Stated problem: Please count the lines in the listing below where the word "życia" appears. Give the number only.

(Saved entries)
· · · · · · ·
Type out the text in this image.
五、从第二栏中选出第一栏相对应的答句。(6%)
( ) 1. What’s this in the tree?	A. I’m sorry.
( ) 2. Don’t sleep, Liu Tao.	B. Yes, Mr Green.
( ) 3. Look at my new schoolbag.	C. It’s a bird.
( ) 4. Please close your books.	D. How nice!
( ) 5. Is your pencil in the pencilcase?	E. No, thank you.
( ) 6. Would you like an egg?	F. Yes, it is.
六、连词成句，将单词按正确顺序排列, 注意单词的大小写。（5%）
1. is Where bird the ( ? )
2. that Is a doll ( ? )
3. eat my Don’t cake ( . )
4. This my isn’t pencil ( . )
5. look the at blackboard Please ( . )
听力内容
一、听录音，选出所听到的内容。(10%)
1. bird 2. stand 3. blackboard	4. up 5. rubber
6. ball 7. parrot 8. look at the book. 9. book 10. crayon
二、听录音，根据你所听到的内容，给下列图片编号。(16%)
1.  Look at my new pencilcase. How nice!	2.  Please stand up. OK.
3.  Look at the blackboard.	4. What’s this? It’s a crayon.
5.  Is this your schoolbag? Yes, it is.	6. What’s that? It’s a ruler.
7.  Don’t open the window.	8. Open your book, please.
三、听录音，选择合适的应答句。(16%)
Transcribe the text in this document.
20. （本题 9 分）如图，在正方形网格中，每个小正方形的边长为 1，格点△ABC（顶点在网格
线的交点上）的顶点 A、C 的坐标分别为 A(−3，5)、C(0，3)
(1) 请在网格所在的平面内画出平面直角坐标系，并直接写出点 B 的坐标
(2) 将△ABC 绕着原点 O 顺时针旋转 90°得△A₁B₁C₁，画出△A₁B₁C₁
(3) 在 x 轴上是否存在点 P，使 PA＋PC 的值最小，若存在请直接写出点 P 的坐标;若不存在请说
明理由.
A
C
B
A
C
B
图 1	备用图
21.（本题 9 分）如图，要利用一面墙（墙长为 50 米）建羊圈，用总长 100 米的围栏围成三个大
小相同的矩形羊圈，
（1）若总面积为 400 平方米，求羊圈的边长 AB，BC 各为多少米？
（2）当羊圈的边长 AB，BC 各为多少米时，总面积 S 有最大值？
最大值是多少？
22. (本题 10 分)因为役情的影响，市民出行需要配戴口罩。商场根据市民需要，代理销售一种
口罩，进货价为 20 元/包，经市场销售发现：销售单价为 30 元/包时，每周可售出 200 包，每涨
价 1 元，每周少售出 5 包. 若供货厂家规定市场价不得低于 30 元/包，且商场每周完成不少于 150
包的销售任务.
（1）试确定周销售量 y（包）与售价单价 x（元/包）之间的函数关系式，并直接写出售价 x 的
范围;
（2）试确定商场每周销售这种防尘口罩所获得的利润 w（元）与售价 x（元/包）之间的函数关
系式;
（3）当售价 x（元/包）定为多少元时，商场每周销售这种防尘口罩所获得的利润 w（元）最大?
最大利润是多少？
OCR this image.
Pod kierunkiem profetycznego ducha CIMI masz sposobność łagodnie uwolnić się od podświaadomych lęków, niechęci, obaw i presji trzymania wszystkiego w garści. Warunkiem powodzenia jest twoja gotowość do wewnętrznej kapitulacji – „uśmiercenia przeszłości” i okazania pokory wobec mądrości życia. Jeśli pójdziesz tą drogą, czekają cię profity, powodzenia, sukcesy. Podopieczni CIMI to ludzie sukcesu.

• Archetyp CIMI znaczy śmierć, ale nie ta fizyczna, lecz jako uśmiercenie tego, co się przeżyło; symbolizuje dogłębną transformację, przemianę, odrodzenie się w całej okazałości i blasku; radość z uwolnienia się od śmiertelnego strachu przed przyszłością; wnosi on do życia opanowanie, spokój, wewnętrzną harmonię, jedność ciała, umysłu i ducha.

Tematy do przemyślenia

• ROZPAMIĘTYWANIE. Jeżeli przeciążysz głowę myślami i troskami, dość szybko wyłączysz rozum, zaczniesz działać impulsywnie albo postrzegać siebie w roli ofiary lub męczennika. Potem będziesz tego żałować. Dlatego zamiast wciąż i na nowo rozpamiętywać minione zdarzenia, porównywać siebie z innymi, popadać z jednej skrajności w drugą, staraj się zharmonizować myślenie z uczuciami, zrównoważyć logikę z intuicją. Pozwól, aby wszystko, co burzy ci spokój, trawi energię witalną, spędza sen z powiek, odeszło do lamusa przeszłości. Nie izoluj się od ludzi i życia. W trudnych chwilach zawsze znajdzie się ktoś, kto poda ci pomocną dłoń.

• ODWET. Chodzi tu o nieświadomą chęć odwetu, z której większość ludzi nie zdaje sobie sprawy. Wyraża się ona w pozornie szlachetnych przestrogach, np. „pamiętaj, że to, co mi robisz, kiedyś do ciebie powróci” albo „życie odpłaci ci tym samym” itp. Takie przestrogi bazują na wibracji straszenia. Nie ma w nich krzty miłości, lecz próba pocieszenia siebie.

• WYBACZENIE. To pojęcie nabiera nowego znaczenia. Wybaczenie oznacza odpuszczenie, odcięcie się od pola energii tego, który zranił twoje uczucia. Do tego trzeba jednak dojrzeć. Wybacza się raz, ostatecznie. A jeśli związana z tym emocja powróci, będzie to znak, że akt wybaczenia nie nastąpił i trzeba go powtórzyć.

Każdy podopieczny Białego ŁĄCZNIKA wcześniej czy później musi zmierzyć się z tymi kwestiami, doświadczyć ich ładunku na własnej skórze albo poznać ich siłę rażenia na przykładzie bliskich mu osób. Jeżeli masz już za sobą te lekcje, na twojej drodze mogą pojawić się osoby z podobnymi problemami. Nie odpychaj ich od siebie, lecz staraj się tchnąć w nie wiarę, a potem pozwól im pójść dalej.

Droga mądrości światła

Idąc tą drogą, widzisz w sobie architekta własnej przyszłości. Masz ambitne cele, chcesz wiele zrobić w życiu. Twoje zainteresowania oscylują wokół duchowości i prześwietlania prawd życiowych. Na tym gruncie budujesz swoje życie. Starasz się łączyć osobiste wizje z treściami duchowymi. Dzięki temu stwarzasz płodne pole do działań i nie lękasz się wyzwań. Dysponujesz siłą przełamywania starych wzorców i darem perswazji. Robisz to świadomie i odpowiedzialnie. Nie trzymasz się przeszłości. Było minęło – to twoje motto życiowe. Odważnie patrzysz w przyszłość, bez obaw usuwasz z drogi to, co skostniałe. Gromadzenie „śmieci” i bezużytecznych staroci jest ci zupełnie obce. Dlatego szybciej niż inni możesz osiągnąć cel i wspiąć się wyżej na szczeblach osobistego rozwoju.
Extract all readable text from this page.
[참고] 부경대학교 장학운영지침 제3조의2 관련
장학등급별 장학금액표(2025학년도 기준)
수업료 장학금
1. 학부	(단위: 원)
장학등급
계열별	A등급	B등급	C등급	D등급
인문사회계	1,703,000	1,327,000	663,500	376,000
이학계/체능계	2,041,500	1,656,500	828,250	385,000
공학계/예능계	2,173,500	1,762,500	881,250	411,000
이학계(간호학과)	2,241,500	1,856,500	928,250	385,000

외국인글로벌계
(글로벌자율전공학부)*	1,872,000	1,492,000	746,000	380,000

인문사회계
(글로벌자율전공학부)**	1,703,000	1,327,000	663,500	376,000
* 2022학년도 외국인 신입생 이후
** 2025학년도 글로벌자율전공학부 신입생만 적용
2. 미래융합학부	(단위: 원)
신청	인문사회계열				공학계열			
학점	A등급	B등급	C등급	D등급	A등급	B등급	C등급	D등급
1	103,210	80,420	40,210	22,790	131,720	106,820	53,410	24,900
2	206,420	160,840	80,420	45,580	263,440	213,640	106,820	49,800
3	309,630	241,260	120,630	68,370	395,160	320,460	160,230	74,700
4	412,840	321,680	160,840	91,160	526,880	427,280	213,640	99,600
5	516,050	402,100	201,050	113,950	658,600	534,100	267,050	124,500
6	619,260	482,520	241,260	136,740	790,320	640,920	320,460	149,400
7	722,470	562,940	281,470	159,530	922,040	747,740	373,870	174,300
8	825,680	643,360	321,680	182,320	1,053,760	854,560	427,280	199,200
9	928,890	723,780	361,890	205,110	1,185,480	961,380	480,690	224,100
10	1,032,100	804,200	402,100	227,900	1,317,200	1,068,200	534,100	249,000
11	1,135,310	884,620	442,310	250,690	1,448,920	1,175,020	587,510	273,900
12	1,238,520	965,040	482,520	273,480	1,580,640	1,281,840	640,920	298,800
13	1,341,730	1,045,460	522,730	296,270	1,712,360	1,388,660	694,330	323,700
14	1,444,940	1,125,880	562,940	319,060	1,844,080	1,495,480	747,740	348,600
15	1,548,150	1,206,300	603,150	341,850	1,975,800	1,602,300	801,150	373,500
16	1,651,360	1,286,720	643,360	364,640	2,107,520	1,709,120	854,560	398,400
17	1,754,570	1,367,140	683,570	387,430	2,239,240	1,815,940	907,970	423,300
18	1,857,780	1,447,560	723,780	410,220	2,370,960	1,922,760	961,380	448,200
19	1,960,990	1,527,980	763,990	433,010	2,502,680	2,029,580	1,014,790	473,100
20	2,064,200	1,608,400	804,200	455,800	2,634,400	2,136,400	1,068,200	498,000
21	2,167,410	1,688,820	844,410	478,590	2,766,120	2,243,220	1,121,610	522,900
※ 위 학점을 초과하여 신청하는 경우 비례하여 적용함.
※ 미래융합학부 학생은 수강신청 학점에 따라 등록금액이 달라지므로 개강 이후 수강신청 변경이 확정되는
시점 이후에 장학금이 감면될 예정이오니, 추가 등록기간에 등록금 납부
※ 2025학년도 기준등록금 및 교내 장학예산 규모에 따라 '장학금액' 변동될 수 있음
· · · · · · ·
Task response: 3